Exercise directions: Beneath this task is a listing; retype all of it exactly.

(Saved entries)
>> START

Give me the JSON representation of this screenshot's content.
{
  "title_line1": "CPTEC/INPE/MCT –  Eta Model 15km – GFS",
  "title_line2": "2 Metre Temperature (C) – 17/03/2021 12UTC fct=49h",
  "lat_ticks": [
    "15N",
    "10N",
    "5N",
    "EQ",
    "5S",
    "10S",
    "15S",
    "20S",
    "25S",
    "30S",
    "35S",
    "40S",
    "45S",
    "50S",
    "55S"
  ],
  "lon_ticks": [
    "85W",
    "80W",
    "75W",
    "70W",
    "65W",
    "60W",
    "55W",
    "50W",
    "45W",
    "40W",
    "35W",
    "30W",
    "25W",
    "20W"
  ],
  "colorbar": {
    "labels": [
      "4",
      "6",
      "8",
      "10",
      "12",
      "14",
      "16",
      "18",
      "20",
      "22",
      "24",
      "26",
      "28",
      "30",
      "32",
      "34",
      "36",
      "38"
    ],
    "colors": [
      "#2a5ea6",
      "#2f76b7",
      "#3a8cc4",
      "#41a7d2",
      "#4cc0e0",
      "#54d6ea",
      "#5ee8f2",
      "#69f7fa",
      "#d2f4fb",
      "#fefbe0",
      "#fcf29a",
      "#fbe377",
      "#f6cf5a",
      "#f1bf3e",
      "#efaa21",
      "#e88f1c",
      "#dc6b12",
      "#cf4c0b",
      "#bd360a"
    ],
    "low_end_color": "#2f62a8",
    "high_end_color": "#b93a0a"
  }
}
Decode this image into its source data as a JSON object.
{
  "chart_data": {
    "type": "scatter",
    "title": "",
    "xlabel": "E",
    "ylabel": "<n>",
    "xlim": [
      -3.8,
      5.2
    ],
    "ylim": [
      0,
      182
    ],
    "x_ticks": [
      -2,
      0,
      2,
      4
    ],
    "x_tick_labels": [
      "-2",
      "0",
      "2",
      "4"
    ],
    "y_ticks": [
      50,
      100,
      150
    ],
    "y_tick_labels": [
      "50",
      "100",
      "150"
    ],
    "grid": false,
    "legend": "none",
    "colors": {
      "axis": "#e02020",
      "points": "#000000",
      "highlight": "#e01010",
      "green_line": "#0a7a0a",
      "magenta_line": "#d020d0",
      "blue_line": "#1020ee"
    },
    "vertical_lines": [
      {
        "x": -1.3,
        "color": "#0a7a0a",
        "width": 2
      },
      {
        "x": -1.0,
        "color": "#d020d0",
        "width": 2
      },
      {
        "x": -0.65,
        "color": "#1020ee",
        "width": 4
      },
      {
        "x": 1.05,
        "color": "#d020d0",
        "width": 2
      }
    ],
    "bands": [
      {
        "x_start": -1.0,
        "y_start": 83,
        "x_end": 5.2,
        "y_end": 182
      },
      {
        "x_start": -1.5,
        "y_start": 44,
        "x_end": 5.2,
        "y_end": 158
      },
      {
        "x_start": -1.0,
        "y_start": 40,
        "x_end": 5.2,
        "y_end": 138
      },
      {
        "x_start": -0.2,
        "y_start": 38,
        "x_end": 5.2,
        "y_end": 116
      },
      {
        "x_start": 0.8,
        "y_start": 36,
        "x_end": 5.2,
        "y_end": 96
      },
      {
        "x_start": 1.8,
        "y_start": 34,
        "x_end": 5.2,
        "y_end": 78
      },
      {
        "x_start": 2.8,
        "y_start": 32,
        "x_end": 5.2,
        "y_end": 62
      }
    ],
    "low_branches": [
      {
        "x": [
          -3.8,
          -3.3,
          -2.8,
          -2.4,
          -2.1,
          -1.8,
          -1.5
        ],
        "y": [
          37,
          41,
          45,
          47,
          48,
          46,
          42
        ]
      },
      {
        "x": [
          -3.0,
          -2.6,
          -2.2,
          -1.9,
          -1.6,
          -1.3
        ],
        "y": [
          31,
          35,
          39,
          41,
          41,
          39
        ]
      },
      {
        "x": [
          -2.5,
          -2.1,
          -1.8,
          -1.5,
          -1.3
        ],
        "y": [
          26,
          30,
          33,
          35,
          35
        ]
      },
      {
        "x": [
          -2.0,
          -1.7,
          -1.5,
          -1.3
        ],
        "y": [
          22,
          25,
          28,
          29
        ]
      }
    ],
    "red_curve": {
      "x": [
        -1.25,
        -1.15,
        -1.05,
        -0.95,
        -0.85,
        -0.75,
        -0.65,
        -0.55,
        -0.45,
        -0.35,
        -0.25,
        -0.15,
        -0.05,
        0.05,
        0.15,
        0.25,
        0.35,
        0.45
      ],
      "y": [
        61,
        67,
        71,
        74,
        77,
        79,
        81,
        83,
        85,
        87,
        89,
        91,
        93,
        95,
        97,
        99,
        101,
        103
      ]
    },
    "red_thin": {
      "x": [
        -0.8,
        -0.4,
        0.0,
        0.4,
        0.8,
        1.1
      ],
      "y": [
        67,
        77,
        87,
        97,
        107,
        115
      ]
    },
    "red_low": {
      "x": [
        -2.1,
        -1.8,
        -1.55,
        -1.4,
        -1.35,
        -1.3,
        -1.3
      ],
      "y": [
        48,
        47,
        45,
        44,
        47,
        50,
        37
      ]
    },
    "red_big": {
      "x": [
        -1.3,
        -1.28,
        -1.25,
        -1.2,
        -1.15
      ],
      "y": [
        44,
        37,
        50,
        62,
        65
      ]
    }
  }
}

>> END

Task solution:
Give me the JSON representation of this screenshot's content.
{
  "title_line1": "CPTEC/INPE/MCT –  Eta Model 15km – GFS",
  "title_line2": "2 Metre Temperature (C) – 17/03/2021 12UTC fct=49h",
  "lat_ticks": [
    "15N",
    "10N",
    "5N",
    "EQ",
    "5S",
    "10S",
    "15S",
    "20S",
    "25S",
    "30S",
    "35S",
    "40S",
    "45S",
    "50S",
    "55S"
  ],
  "lon_ticks": [
    "85W",
    "80W",
    "75W",
    "70W",
    "65W",
    "60W",
    "55W",
    "50W",
    "45W",
    "40W",
    "35W",
    "30W",
    "25W",
    "20W"
  ],
  "colorbar": {
    "labels": [
      "4",
      "6",
      "8",
      "10",
      "12",
      "14",
      "16",
      "18",
      "20",
      "22",
      "24",
      "26",
      "28",
      "30",
      "32",
      "34",
      "36",
      "38"
    ],
    "colors": [
      "#2a5ea6",
      "#2f76b7",
      "#3a8cc4",
      "#41a7d2",
      "#4cc0e0",
      "#54d6ea",
      "#5ee8f2",
      "#69f7fa",
      "#d2f4fb",
      "#fefbe0",
      "#fcf29a",
      "#fbe377",
      "#f6cf5a",
      "#f1bf3e",
      "#efaa21",
      "#e88f1c",
      "#dc6b12",
      "#cf4c0b",
      "#bd360a"
    ],
    "low_end_color": "#2f62a8",
    "high_end_color": "#b93a0a"
  }
}
Decode this image into its source data as a JSON object.
{
  "chart_data": {
    "type": "scatter",
    "title": "",
    "xlabel": "E",
    "ylabel": "<n>",
    "xlim": [
      -3.8,
      5.2
    ],
    "ylim": [
      0,
      182
    ],
    "x_ticks": [
      -2,
      0,
      2,
      4
    ],
    "x_tick_labels": [
      "-2",
      "0",
      "2",
      "4"
    ],
    "y_ticks": [
      50,
      100,
      150
    ],
    "y_tick_labels": [
      "50",
      "100",
      "150"
    ],
    "grid": false,
    "legend": "none",
    "colors": {
      "axis": "#e02020",
      "points": "#000000",
      "highlight": "#e01010",
      "green_line": "#0a7a0a",
      "magenta_line": "#d020d0",
      "blue_line": "#1020ee"
    },
    "vertical_lines": [
      {
        "x": -1.3,
        "color": "#0a7a0a",
        "width": 2
      },
      {
        "x": -1.0,
        "color": "#d020d0",
        "width": 2
      },
      {
        "x": -0.65,
        "color": "#1020ee",
        "width": 4
      },
      {
        "x": 1.05,
        "color": "#d020d0",
        "width": 2
      }
    ],
    "bands": [
      {
        "x_start": -1.0,
        "y_start": 83,
        "x_end": 5.2,
        "y_end": 182
      },
      {
        "x_start": -1.5,
        "y_start": 44,
        "x_end": 5.2,
        "y_end": 158
      },
      {
        "x_start": -1.0,
        "y_start": 40,
        "x_end": 5.2,
        "y_end": 138
      },
      {
        "x_start": -0.2,
        "y_start": 38,
        "x_end": 5.2,
        "y_end": 116
      },
      {
        "x_start": 0.8,
        "y_start": 36,
        "x_end": 5.2,
        "y_end": 96
      },
      {
        "x_start": 1.8,
        "y_start": 34,
        "x_end": 5.2,
        "y_end": 78
      },
      {
        "x_start": 2.8,
        "y_start": 32,
        "x_end": 5.2,
        "y_end": 62
      }
    ],
    "low_branches": [
      {
        "x": [
          -3.8,
          -3.3,
          -2.8,
          -2.4,
          -2.1,
          -1.8,
          -1.5
        ],
        "y": [
          37,
          41,
          45,
          47,
          48,
          46,
          42
        ]
      },
      {
        "x": [
          -3.0,
          -2.6,
          -2.2,
          -1.9,
          -1.6,
          -1.3
        ],
        "y": [
          31,
          35,
          39,
          41,
          41,
          39
        ]
      },
      {
        "x": [
          -2.5,
          -2.1,
          -1.8,
          -1.5,
          -1.3
        ],
        "y": [
          26,
          30,
          33,
          35,
          35
        ]
      },
      {
        "x": [
          -2.0,
          -1.7,
          -1.5,
          -1.3
        ],
        "y": [
          22,
          25,
          28,
          29
        ]
      }
    ],
    "red_curve": {
      "x": [
        -1.25,
        -1.15,
        -1.05,
        -0.95,
        -0.85,
        -0.75,
        -0.65,
        -0.55,
        -0.45,
        -0.35,
        -0.25,
        -0.15,
        -0.05,
        0.05,
        0.15,
        0.25,
        0.35,
        0.45
      ],
      "y": [
        61,
        67,
        71,
        74,
        77,
        79,
        81,
        83,
        85,
        87,
        89,
        91,
        93,
        95,
        97,
        99,
        101,
        103
      ]
    },
    "red_thin": {
      "x": [
        -0.8,
        -0.4,
        0.0,
        0.4,
        0.8,
        1.1
      ],
      "y": [
        67,
        77,
        87,
        97,
        107,
        115
      ]
    },
    "red_low": {
      "x": [
        -2.1,
        -1.8,
        -1.55,
        -1.4,
        -1.35,
        -1.3,
        -1.3
      ],
      "y": [
        48,
        47,
        45,
        44,
        47,
        50,
        37
      ]
    },
    "red_big": {
      "x": [
        -1.3,
        -1.28,
        -1.25,
        -1.2,
        -1.15
      ],
      "y": [
        44,
        37,
        50,
        62,
        65
      ]
    }
  }
}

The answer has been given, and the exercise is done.